● What is required:
Check every line below for the word "Google" and give only the number of lines where it appears.

Recorded data
::::::::::

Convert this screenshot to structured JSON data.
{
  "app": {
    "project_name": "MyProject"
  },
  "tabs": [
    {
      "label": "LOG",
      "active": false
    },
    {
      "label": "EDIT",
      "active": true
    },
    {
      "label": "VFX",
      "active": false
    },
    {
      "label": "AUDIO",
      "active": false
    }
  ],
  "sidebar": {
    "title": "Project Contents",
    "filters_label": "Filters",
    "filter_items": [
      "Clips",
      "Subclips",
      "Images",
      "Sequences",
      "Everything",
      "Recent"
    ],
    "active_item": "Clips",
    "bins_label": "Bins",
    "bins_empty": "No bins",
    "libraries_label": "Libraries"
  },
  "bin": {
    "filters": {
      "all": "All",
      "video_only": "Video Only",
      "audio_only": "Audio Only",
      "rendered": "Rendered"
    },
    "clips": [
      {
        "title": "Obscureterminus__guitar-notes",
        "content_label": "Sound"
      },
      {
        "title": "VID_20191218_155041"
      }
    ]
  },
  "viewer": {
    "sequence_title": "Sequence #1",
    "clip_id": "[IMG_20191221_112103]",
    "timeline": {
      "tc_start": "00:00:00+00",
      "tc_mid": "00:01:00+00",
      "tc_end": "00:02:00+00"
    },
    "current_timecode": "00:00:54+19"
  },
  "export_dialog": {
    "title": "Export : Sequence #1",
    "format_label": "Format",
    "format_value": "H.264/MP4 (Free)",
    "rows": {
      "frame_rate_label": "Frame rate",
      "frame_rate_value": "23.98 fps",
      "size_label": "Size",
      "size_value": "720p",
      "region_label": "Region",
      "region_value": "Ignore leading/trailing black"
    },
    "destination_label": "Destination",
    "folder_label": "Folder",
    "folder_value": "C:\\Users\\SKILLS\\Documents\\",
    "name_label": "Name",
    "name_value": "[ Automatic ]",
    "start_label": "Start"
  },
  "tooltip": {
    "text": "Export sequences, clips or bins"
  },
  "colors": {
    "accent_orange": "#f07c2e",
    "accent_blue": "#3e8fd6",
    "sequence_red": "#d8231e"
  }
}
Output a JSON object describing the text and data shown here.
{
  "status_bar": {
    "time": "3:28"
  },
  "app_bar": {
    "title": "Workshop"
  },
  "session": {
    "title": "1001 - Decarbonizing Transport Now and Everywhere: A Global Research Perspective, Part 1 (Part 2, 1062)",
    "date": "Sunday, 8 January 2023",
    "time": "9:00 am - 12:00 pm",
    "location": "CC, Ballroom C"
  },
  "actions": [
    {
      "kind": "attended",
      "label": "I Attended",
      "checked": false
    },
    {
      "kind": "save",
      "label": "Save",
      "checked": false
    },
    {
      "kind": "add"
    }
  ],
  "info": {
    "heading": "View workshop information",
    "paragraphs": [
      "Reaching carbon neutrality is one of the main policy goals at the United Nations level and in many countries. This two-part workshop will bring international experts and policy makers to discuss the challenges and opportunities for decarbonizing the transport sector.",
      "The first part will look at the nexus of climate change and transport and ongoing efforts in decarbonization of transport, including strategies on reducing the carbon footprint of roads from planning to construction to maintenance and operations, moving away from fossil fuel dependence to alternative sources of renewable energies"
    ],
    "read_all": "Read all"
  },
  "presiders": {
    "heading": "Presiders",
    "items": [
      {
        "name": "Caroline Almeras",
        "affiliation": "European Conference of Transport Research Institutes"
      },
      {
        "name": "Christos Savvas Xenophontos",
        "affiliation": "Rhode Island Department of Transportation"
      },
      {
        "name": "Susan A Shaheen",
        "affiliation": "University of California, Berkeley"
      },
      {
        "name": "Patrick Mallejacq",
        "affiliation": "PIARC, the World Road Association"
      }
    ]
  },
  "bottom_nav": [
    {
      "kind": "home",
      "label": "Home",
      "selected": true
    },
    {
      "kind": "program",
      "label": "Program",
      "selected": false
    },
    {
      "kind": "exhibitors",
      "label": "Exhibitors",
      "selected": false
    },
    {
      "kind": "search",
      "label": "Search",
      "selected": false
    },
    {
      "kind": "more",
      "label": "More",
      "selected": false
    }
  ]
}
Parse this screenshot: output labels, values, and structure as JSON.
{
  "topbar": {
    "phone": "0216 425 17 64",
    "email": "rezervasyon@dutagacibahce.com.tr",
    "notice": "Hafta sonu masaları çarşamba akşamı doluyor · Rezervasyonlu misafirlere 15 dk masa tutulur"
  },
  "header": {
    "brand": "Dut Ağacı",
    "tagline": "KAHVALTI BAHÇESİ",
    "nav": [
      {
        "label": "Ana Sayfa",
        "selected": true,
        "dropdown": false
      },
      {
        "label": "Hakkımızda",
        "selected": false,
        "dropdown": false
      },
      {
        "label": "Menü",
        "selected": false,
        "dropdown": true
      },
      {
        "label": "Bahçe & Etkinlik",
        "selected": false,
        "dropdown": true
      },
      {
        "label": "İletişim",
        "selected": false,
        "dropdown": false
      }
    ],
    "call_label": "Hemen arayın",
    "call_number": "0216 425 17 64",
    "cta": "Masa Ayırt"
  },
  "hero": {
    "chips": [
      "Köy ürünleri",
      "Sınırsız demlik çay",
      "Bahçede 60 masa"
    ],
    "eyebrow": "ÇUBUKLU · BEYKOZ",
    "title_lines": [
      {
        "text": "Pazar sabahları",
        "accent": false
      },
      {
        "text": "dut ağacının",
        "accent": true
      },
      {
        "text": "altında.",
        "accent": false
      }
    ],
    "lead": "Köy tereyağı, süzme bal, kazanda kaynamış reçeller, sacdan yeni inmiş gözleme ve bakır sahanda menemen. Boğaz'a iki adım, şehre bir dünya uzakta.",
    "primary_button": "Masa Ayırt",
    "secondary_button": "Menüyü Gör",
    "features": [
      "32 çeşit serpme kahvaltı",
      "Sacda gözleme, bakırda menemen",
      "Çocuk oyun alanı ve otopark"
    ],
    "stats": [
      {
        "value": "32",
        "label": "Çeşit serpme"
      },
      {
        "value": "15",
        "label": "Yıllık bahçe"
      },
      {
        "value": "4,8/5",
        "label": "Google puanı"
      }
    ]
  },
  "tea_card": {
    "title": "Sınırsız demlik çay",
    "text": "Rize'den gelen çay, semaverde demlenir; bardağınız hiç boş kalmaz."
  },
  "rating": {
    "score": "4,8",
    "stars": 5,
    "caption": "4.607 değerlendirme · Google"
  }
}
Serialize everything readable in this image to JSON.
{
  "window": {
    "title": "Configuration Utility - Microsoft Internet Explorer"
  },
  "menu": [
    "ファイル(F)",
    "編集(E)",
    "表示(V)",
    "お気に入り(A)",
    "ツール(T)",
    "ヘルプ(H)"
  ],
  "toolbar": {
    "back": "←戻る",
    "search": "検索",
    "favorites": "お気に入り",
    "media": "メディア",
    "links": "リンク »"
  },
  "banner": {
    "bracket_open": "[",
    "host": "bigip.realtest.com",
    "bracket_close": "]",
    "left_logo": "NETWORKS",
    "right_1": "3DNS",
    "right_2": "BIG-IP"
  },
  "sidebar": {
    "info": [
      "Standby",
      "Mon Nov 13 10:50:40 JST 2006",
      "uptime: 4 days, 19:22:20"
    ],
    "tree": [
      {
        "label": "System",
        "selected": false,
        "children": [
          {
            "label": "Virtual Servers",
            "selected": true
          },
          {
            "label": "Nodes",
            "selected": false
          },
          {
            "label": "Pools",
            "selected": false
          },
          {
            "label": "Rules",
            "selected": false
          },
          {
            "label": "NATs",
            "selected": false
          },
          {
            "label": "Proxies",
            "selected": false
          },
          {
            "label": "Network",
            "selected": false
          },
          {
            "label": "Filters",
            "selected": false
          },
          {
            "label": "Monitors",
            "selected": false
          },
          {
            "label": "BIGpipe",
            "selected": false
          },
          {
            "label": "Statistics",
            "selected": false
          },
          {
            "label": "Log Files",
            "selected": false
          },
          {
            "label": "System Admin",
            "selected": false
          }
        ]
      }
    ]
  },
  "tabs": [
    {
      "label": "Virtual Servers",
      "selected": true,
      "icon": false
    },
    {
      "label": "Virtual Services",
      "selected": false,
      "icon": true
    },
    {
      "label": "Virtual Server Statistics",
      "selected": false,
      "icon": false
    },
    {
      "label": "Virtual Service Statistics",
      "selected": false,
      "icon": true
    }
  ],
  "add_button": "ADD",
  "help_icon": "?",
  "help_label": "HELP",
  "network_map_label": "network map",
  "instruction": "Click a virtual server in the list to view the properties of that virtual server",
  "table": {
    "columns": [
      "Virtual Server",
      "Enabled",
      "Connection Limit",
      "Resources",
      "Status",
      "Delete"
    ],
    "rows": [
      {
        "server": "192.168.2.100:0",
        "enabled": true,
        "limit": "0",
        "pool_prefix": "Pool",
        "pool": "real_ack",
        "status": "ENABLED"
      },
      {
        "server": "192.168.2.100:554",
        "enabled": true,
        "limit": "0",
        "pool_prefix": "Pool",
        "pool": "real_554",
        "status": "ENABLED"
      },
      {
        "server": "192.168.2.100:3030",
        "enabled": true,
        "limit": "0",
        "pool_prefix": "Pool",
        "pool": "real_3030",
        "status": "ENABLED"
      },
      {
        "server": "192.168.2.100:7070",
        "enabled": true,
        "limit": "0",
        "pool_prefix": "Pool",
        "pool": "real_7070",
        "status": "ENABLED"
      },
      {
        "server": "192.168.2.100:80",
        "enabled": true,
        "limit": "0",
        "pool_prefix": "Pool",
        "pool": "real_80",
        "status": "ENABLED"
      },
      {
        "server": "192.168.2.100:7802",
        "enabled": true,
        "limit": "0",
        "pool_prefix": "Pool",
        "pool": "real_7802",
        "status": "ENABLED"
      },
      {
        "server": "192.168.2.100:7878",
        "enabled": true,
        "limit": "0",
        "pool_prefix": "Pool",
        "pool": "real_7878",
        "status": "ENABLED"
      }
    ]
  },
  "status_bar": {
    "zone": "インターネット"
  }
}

::::::::::

● The answer:
2